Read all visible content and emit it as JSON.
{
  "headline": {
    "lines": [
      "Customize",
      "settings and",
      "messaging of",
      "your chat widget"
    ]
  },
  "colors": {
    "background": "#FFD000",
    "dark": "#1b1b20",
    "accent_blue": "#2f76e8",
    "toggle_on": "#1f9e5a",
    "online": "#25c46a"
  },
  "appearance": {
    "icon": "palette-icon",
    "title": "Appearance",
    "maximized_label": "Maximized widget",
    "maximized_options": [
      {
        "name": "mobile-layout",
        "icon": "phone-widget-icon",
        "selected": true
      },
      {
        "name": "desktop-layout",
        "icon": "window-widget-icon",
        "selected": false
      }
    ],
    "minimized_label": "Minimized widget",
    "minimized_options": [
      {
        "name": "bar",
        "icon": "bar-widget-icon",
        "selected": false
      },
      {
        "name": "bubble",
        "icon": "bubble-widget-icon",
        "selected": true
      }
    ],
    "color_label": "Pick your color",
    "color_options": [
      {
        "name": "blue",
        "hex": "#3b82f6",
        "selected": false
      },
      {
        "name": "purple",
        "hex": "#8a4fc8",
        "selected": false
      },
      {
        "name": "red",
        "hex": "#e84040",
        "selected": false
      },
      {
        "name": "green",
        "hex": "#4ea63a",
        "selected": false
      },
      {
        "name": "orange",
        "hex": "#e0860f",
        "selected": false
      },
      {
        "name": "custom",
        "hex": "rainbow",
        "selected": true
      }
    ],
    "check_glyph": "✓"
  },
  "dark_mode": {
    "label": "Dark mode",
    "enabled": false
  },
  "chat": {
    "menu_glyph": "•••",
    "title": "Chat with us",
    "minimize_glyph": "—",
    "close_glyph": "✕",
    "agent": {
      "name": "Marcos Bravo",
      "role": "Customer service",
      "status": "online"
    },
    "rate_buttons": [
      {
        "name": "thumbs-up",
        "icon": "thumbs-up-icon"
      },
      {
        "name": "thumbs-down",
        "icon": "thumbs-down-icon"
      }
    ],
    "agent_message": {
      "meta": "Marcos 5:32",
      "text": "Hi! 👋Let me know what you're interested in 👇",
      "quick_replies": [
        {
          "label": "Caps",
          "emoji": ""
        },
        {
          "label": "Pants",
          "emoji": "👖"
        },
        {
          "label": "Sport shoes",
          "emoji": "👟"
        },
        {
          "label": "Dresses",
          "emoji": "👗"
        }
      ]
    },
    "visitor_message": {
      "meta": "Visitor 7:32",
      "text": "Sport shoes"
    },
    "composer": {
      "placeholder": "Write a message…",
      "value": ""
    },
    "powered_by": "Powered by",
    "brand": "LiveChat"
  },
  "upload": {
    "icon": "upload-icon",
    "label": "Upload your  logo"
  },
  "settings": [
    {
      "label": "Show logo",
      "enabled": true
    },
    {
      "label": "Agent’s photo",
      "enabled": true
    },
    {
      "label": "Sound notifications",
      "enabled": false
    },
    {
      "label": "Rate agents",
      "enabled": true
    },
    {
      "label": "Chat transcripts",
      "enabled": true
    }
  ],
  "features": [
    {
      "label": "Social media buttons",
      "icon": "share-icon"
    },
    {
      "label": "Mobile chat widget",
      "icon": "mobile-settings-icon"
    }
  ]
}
:::::
_WORK TO COMPLETE_
Give back the whole listing, word for word.

_COMPLETED EXERCISE_
Read all visible content and emit it as JSON.
{
  "headline": {
    "lines": [
      "Customize",
      "settings and",
      "messaging of",
      "your chat widget"
    ]
  },
  "colors": {
    "background": "#FFD000",
    "dark": "#1b1b20",
    "accent_blue": "#2f76e8",
    "toggle_on": "#1f9e5a",
    "online": "#25c46a"
  },
  "appearance": {
    "icon": "palette-icon",
    "title": "Appearance",
    "maximized_label": "Maximized widget",
    "maximized_options": [
      {
        "name": "mobile-layout",
        "icon": "phone-widget-icon",
        "selected": true
      },
      {
        "name": "desktop-layout",
        "icon": "window-widget-icon",
        "selected": false
      }
    ],
    "minimized_label": "Minimized widget",
    "minimized_options": [
      {
        "name": "bar",
        "icon": "bar-widget-icon",
        "selected": false
      },
      {
        "name": "bubble",
        "icon": "bubble-widget-icon",
        "selected": true
      }
    ],
    "color_label": "Pick your color",
    "color_options": [
      {
        "name": "blue",
        "hex": "#3b82f6",
        "selected": false
      },
      {
        "name": "purple",
        "hex": "#8a4fc8",
        "selected": false
      },
      {
        "name": "red",
        "hex": "#e84040",
        "selected": false
      },
      {
        "name": "green",
        "hex": "#4ea63a",
        "selected": false
      },
      {
        "name": "orange",
        "hex": "#e0860f",
        "selected": false
      },
      {
        "name": "custom",
        "hex": "rainbow",
        "selected": true
      }
    ],
    "check_glyph": "✓"
  },
  "dark_mode": {
    "label": "Dark mode",
    "enabled": false
  },
  "chat": {
    "menu_glyph": "•••",
    "title": "Chat with us",
    "minimize_glyph": "—",
    "close_glyph": "✕",
    "agent": {
      "name": "Marcos Bravo",
      "role": "Customer service",
      "status": "online"
    },
    "rate_buttons": [
      {
        "name": "thumbs-up",
        "icon": "thumbs-up-icon"
      },
      {
        "name": "thumbs-down",
        "icon": "thumbs-down-icon"
      }
    ],
    "agent_message": {
      "meta": "Marcos 5:32",
      "text": "Hi! 👋Let me know what you're interested in 👇",
      "quick_replies": [
        {
          "label": "Caps",
          "emoji": ""
        },
        {
          "label": "Pants",
          "emoji": "👖"
        },
        {
          "label": "Sport shoes",
          "emoji": "👟"
        },
        {
          "label": "Dresses",
          "emoji": "👗"
        }
      ]
    },
    "visitor_message": {
      "meta": "Visitor 7:32",
      "text": "Sport shoes"
    },
    "composer": {
      "placeholder": "Write a message…",
      "value": ""
    },
    "powered_by": "Powered by",
    "brand": "LiveChat"
  },
  "upload": {
    "icon": "upload-icon",
    "label": "Upload your  logo"
  },
  "settings": [
    {
      "label": "Show logo",
      "enabled": true
    },
    {
      "label": "Agent’s photo",
      "enabled": true
    },
    {
      "label": "Sound notifications",
      "enabled": false
    },
    {
      "label": "Rate agents",
      "enabled": true
    },
    {
      "label": "Chat transcripts",
      "enabled": true
    }
  ],
  "features": [
    {
      "label": "Social media buttons",
      "icon": "share-icon"
    },
    {
      "label": "Mobile chat widget",
      "icon": "mobile-settings-icon"
    }
  ]
}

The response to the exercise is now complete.